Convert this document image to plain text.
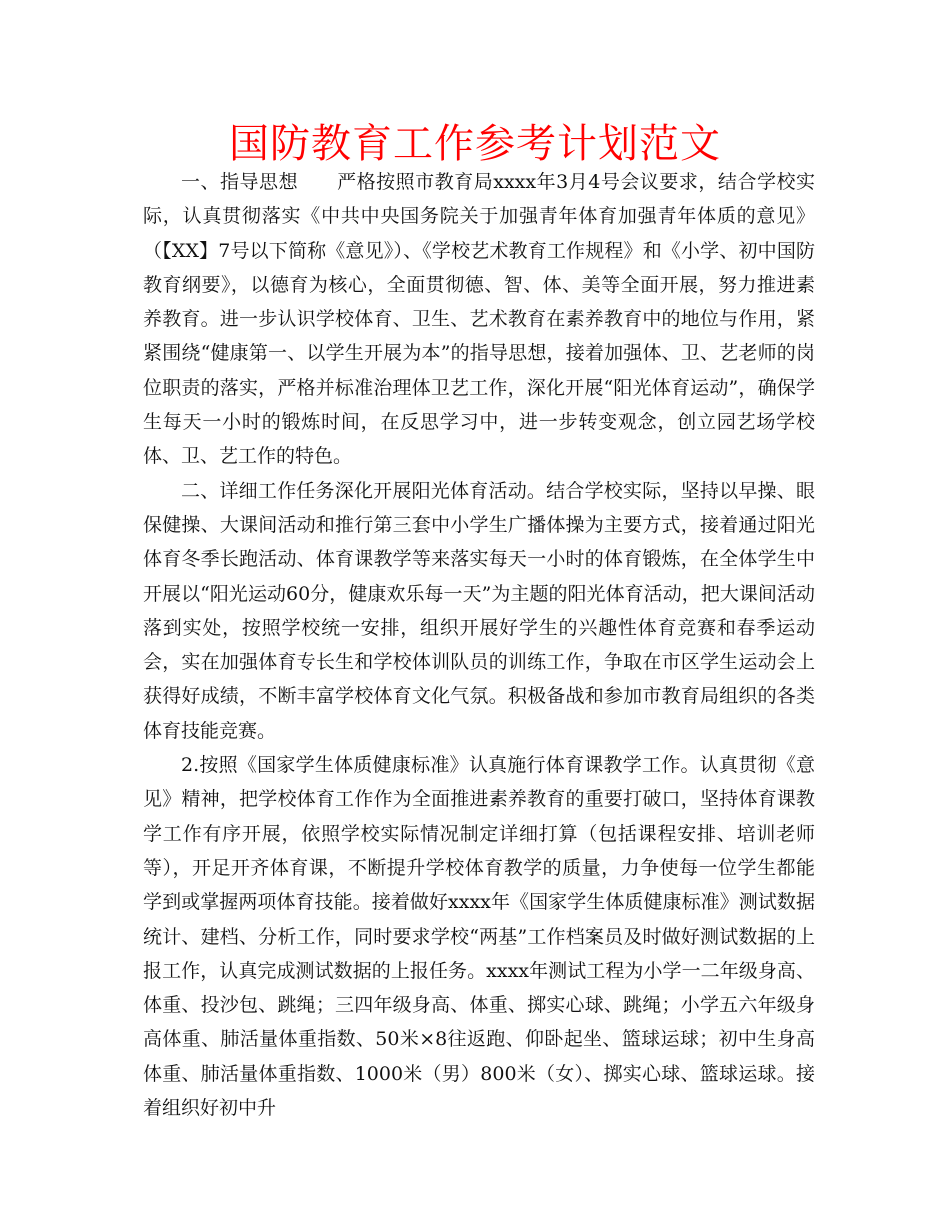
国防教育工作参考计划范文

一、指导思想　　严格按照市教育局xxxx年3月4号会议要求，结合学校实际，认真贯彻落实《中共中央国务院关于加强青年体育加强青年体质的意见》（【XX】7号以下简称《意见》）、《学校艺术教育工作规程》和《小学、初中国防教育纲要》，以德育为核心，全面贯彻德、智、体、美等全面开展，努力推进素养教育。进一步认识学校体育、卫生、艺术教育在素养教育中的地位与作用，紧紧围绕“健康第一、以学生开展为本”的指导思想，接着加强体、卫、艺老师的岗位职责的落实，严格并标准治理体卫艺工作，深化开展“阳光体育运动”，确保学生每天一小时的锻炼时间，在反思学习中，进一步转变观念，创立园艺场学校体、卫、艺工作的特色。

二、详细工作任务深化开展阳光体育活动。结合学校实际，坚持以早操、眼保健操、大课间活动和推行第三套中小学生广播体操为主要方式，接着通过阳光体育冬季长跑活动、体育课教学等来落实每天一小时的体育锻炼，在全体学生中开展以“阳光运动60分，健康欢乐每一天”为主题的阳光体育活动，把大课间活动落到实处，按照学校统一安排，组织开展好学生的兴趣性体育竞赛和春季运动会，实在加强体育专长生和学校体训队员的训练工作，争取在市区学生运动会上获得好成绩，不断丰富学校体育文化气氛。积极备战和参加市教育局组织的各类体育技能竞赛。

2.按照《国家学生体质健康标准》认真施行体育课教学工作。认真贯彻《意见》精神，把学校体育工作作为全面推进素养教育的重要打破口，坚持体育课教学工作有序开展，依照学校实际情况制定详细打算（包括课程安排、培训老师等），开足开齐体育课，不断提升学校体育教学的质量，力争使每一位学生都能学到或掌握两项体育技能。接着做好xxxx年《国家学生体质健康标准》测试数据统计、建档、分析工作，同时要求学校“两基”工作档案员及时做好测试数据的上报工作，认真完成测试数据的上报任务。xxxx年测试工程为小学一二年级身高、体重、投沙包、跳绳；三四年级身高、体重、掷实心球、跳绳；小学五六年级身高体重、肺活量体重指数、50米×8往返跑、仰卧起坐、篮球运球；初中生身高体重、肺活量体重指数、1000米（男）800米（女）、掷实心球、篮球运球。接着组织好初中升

Task details
Return every line from the records above that holds the word "结合学校实际".

Task result
一、指导思想　　严格按照市教育局xxxx年3月4号会议要求，结合学校实际，认真贯彻落实《中共中央国务院关于加强青年体育加强青年体质的意见》（【XX】7号以下简称《意见》）、《学校艺术教育工作规程》和《小学、初中国防教育纲要》，以德育为核心，全面贯彻德、智、体、美等全面开展，努力推进素养教育。进一步认识学校体育、卫生、艺术教育在素养教育中的地位与作用，紧紧围绕“健康第一、以学生开展为本”的指导思想，接着加强体、卫、艺老师的岗位职责的落实，严格并标准治理体卫艺工作，深化开展“阳光体育运动”，确保学生每天一小时的锻炼时间，在反思学习中，进一步转变观念，创立园艺场学校体、卫、艺工作的特色。
二、详细工作任务深化开展阳光体育活动。结合学校实际，坚持以早操、眼保健操、大课间活动和推行第三套中小学生广播体操为主要方式，接着通过阳光体育冬季长跑活动、体育课教学等来落实每天一小时的体育锻炼，在全体学生中开展以“阳光运动60分，健康欢乐每一天”为主题的阳光体育活动，把大课间活动落到实处，按照学校统一安排，组织开展好学生的兴趣性体育竞赛和春季运动会，实在加强体育专长生和学校体训队员的训练工作，争取在市区学生运动会上获得好成绩，不断丰富学校体育文化气氛。积极备战和参加市教育局组织的各类体育技能竞赛。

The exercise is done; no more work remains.